─── Data for processing
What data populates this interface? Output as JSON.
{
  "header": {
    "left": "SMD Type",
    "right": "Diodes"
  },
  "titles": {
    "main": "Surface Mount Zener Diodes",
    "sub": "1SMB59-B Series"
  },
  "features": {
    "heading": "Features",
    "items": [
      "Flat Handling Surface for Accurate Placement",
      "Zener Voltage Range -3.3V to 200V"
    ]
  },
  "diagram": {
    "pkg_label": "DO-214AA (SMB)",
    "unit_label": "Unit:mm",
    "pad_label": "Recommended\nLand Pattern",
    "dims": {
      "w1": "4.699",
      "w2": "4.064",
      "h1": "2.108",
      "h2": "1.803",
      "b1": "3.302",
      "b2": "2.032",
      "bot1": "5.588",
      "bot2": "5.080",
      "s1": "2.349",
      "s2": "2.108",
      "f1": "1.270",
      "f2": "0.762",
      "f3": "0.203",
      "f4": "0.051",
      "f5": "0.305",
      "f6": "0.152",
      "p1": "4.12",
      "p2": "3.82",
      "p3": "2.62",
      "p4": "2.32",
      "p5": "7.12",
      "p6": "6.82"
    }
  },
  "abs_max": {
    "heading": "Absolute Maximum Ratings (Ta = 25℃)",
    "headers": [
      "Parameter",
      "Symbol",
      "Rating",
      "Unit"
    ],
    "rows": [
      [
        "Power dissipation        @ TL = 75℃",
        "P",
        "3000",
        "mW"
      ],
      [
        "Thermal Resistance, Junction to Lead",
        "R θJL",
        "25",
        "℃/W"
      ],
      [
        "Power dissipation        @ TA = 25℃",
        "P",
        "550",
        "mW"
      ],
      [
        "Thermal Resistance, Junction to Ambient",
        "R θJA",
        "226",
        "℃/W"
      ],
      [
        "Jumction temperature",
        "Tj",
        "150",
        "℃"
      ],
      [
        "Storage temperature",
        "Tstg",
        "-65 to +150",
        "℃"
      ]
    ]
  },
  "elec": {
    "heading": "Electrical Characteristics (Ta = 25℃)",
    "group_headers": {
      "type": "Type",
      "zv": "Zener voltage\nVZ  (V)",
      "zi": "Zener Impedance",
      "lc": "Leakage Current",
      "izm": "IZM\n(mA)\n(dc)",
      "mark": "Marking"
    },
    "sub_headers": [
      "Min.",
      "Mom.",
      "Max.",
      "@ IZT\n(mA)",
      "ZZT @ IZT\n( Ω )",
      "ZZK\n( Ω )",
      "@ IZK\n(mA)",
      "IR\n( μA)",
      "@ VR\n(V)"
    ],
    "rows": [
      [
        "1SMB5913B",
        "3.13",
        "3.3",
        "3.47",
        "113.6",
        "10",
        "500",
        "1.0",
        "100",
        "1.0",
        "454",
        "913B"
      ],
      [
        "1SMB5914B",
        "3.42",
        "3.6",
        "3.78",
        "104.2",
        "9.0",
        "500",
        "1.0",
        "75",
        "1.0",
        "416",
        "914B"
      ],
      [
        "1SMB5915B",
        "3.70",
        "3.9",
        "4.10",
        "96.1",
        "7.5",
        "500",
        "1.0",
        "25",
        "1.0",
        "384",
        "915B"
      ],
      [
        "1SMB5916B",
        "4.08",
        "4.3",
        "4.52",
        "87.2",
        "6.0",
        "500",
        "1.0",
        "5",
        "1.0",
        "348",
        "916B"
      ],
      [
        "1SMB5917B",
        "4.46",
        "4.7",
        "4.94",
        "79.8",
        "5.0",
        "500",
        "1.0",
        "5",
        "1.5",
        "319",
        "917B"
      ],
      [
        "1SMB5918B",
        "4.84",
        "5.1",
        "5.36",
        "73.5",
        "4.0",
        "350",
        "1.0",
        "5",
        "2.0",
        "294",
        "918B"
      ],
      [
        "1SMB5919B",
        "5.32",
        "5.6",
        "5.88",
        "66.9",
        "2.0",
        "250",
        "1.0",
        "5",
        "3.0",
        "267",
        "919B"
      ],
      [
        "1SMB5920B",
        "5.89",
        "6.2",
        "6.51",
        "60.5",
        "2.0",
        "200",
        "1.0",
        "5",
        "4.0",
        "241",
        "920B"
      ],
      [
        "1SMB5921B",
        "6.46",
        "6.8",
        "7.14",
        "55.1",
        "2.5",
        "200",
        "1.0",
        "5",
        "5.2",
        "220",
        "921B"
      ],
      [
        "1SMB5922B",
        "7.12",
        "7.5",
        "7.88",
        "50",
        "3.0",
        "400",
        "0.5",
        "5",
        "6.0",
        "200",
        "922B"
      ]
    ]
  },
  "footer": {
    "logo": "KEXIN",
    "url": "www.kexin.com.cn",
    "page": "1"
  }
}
──────
=== Problem to solve ===
All of the data needs to be printed once more, exactly.

=== Complete answer ===
What data populates this interface? Output as JSON.
{
  "header": {
    "left": "SMD Type",
    "right": "Diodes"
  },
  "titles": {
    "main": "Surface Mount Zener Diodes",
    "sub": "1SMB59-B Series"
  },
  "features": {
    "heading": "Features",
    "items": [
      "Flat Handling Surface for Accurate Placement",
      "Zener Voltage Range -3.3V to 200V"
    ]
  },
  "diagram": {
    "pkg_label": "DO-214AA (SMB)",
    "unit_label": "Unit:mm",
    "pad_label": "Recommended\nLand Pattern",
    "dims": {
      "w1": "4.699",
      "w2": "4.064",
      "h1": "2.108",
      "h2": "1.803",
      "b1": "3.302",
      "b2": "2.032",
      "bot1": "5.588",
      "bot2": "5.080",
      "s1": "2.349",
      "s2": "2.108",
      "f1": "1.270",
      "f2": "0.762",
      "f3": "0.203",
      "f4": "0.051",
      "f5": "0.305",
      "f6": "0.152",
      "p1": "4.12",
      "p2": "3.82",
      "p3": "2.62",
      "p4": "2.32",
      "p5": "7.12",
      "p6": "6.82"
    }
  },
  "abs_max": {
    "heading": "Absolute Maximum Ratings (Ta = 25℃)",
    "headers": [
      "Parameter",
      "Symbol",
      "Rating",
      "Unit"
    ],
    "rows": [
      [
        "Power dissipation        @ TL = 75℃",
        "P",
        "3000",
        "mW"
      ],
      [
        "Thermal Resistance, Junction to Lead",
        "R θJL",
        "25",
        "℃/W"
      ],
      [
        "Power dissipation        @ TA = 25℃",
        "P",
        "550",
        "mW"
      ],
      [
        "Thermal Resistance, Junction to Ambient",
        "R θJA",
        "226",
        "℃/W"
      ],
      [
        "Jumction temperature",
        "Tj",
        "150",
        "℃"
      ],
      [
        "Storage temperature",
        "Tstg",
        "-65 to +150",
        "℃"
      ]
    ]
  },
  "elec": {
    "heading": "Electrical Characteristics (Ta = 25℃)",
    "group_headers": {
      "type": "Type",
      "zv": "Zener voltage\nVZ  (V)",
      "zi": "Zener Impedance",
      "lc": "Leakage Current",
      "izm": "IZM\n(mA)\n(dc)",
      "mark": "Marking"
    },
    "sub_headers": [
      "Min.",
      "Mom.",
      "Max.",
      "@ IZT\n(mA)",
      "ZZT @ IZT\n( Ω )",
      "ZZK\n( Ω )",
      "@ IZK\n(mA)",
      "IR\n( μA)",
      "@ VR\n(V)"
    ],
    "rows": [
      [
        "1SMB5913B",
        "3.13",
        "3.3",
        "3.47",
        "113.6",
        "10",
        "500",
        "1.0",
        "100",
        "1.0",
        "454",
        "913B"
      ],
      [
        "1SMB5914B",
        "3.42",
        "3.6",
        "3.78",
        "104.2",
        "9.0",
        "500",
        "1.0",
        "75",
        "1.0",
        "416",
        "914B"
      ],
      [
        "1SMB5915B",
        "3.70",
        "3.9",
        "4.10",
        "96.1",
        "7.5",
        "500",
        "1.0",
        "25",
        "1.0",
        "384",
        "915B"
      ],
      [
        "1SMB5916B",
        "4.08",
        "4.3",
        "4.52",
        "87.2",
        "6.0",
        "500",
        "1.0",
        "5",
        "1.0",
        "348",
        "916B"
      ],
      [
        "1SMB5917B",
        "4.46",
        "4.7",
        "4.94",
        "79.8",
        "5.0",
        "500",
        "1.0",
        "5",
        "1.5",
        "319",
        "917B"
      ],
      [
        "1SMB5918B",
        "4.84",
        "5.1",
        "5.36",
        "73.5",
        "4.0",
        "350",
        "1.0",
        "5",
        "2.0",
        "294",
        "918B"
      ],
      [
        "1SMB5919B",
        "5.32",
        "5.6",
        "5.88",
        "66.9",
        "2.0",
        "250",
        "1.0",
        "5",
        "3.0",
        "267",
        "919B"
      ],
      [
        "1SMB5920B",
        "5.89",
        "6.2",
        "6.51",
        "60.5",
        "2.0",
        "200",
        "1.0",
        "5",
        "4.0",
        "241",
        "920B"
      ],
      [
        "1SMB5921B",
        "6.46",
        "6.8",
        "7.14",
        "55.1",
        "2.5",
        "200",
        "1.0",
        "5",
        "5.2",
        "220",
        "921B"
      ],
      [
        "1SMB5922B",
        "7.12",
        "7.5",
        "7.88",
        "50",
        "3.0",
        "400",
        "0.5",
        "5",
        "6.0",
        "200",
        "922B"
      ]
    ]
  },
  "footer": {
    "logo": "KEXIN",
    "url": "www.kexin.com.cn",
    "page": "1"
  }
}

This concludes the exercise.